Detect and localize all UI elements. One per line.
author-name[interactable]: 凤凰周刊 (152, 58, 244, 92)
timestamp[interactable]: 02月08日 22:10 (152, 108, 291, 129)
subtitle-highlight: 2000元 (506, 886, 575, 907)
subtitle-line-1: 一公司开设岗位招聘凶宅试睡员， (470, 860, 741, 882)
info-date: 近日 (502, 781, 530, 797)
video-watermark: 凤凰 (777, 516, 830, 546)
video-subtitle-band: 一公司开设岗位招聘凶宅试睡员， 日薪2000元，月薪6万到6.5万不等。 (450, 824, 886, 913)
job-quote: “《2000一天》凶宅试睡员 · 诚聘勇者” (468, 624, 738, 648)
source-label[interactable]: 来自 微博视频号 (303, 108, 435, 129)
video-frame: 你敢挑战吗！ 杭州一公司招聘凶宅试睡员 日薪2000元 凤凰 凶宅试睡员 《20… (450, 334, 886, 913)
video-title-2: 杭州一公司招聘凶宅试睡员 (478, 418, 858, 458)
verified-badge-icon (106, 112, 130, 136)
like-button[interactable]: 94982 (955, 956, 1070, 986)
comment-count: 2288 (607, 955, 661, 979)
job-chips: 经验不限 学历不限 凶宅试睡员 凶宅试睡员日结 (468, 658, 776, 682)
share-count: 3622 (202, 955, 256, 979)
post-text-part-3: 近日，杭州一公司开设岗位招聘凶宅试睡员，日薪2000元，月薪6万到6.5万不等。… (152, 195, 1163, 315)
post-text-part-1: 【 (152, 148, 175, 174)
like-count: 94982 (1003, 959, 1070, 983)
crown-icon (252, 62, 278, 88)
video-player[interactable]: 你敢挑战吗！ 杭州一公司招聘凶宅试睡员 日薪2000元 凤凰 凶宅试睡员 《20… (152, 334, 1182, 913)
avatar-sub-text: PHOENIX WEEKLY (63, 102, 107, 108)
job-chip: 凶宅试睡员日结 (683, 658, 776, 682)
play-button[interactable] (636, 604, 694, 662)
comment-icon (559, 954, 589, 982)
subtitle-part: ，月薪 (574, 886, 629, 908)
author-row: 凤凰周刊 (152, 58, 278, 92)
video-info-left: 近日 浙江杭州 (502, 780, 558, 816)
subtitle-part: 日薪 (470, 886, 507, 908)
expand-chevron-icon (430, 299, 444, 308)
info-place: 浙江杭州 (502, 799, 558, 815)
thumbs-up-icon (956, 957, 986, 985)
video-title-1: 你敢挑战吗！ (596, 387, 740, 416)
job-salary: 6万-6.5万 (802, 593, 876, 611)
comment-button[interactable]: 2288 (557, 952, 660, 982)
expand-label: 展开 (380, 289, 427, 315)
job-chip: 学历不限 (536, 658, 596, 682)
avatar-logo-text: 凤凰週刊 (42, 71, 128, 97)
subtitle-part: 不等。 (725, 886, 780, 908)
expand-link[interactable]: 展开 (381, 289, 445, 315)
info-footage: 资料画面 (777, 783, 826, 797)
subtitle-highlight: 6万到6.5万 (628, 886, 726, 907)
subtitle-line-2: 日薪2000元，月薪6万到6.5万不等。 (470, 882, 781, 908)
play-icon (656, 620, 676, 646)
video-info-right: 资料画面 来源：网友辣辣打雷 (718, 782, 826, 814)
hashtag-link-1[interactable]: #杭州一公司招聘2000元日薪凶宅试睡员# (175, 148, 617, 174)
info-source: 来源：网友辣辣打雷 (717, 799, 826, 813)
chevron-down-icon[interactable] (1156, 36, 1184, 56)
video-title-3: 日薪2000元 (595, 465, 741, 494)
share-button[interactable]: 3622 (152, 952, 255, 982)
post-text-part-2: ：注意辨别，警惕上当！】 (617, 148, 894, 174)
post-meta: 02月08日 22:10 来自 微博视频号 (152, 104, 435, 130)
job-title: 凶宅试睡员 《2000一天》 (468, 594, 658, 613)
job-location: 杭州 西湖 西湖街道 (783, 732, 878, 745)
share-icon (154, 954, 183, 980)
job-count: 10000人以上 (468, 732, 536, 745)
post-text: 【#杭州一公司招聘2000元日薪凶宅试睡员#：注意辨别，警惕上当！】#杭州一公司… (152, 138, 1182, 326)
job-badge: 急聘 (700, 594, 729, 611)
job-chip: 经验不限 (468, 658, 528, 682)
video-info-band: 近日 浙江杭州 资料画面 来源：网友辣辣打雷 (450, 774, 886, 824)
────────────────────
WHAT THE TASK ASKS: Copy out every line of the entries above, character for character, without changing anything.

EXPECTED ANSWER:
Detect and localize all UI elements. One per line.
author-name[interactable]: 凤凰周刊 (152, 58, 244, 92)
timestamp[interactable]: 02月08日 22:10 (152, 108, 291, 129)
subtitle-highlight: 2000元 (506, 886, 575, 907)
subtitle-line-1: 一公司开设岗位招聘凶宅试睡员， (470, 860, 741, 882)
info-date: 近日 (502, 781, 530, 797)
video-watermark: 凤凰 (777, 516, 830, 546)
video-subtitle-band: 一公司开设岗位招聘凶宅试睡员， 日薪2000元，月薪6万到6.5万不等。 (450, 824, 886, 913)
job-quote: “《2000一天》凶宅试睡员 · 诚聘勇者” (468, 624, 738, 648)
source-label[interactable]: 来自 微博视频号 (303, 108, 435, 129)
video-frame: 你敢挑战吗！ 杭州一公司招聘凶宅试睡员 日薪2000元 凤凰 凶宅试睡员 《20… (450, 334, 886, 913)
video-title-2: 杭州一公司招聘凶宅试睡员 (478, 418, 858, 458)
verified-badge-icon (106, 112, 130, 136)
like-button[interactable]: 94982 (955, 956, 1070, 986)
comment-count: 2288 (607, 955, 661, 979)
job-chips: 经验不限 学历不限 凶宅试睡员 凶宅试睡员日结 (468, 658, 776, 682)
share-count: 3622 (202, 955, 256, 979)
post-text-part-3: 近日，杭州一公司开设岗位招聘凶宅试睡员，日薪2000元，月薪6万到6.5万不等。… (152, 195, 1163, 315)
post-text-part-1: 【 (152, 148, 175, 174)
like-count: 94982 (1003, 959, 1070, 983)
crown-icon (252, 62, 278, 88)
video-player[interactable]: 你敢挑战吗！ 杭州一公司招聘凶宅试睡员 日薪2000元 凤凰 凶宅试睡员 《20… (152, 334, 1182, 913)
avatar-sub-text: PHOENIX WEEKLY (63, 102, 107, 108)
job-chip: 凶宅试睡员日结 (683, 658, 776, 682)
play-button[interactable] (636, 604, 694, 662)
comment-icon (559, 954, 589, 982)
subtitle-part: ，月薪 (574, 886, 629, 908)
author-row: 凤凰周刊 (152, 58, 278, 92)
video-info-left: 近日 浙江杭州 (502, 780, 558, 816)
subtitle-part: 日薪 (470, 886, 507, 908)
expand-chevron-icon (430, 299, 444, 308)
info-place: 浙江杭州 (502, 799, 558, 815)
thumbs-up-icon (956, 957, 986, 985)
video-title-1: 你敢挑战吗！ (596, 387, 740, 416)
job-salary: 6万-6.5万 (802, 593, 876, 611)
comment-button[interactable]: 2288 (557, 952, 660, 982)
expand-label: 展开 (380, 289, 427, 315)
job-chip: 学历不限 (536, 658, 596, 682)
avatar-logo-text: 凤凰週刊 (42, 71, 128, 97)
subtitle-part: 不等。 (725, 886, 780, 908)
expand-link[interactable]: 展开 (381, 289, 445, 315)
info-footage: 资料画面 (777, 783, 826, 797)
subtitle-highlight: 6万到6.5万 (628, 886, 726, 907)
subtitle-line-2: 日薪2000元，月薪6万到6.5万不等。 (470, 882, 781, 908)
play-icon (656, 620, 676, 646)
video-info-right: 资料画面 来源：网友辣辣打雷 (718, 782, 826, 814)
hashtag-link-1[interactable]: #杭州一公司招聘2000元日薪凶宅试睡员# (175, 148, 617, 174)
info-source: 来源：网友辣辣打雷 (717, 799, 826, 813)
chevron-down-icon[interactable] (1156, 36, 1184, 56)
video-title-3: 日薪2000元 (595, 465, 741, 494)
share-button[interactable]: 3622 (152, 952, 255, 982)
post-text-part-2: ：注意辨别，警惕上当！】 (617, 148, 894, 174)
post-meta: 02月08日 22:10 来自 微博视频号 (152, 104, 435, 130)
job-title: 凶宅试睡员 《2000一天》 (468, 594, 658, 613)
job-location: 杭州 西湖 西湖街道 (783, 732, 878, 745)
share-icon (154, 954, 183, 980)
job-count: 10000人以上 (468, 732, 536, 745)
post-text: 【#杭州一公司招聘2000元日薪凶宅试睡员#：注意辨别，警惕上当！】#杭州一公司… (152, 138, 1182, 326)
job-badge: 急聘 (700, 594, 729, 611)
job-chip: 经验不限 (468, 658, 528, 682)
video-info-band: 近日 浙江杭州 资料画面 来源：网友辣辣打雷 (450, 774, 886, 824)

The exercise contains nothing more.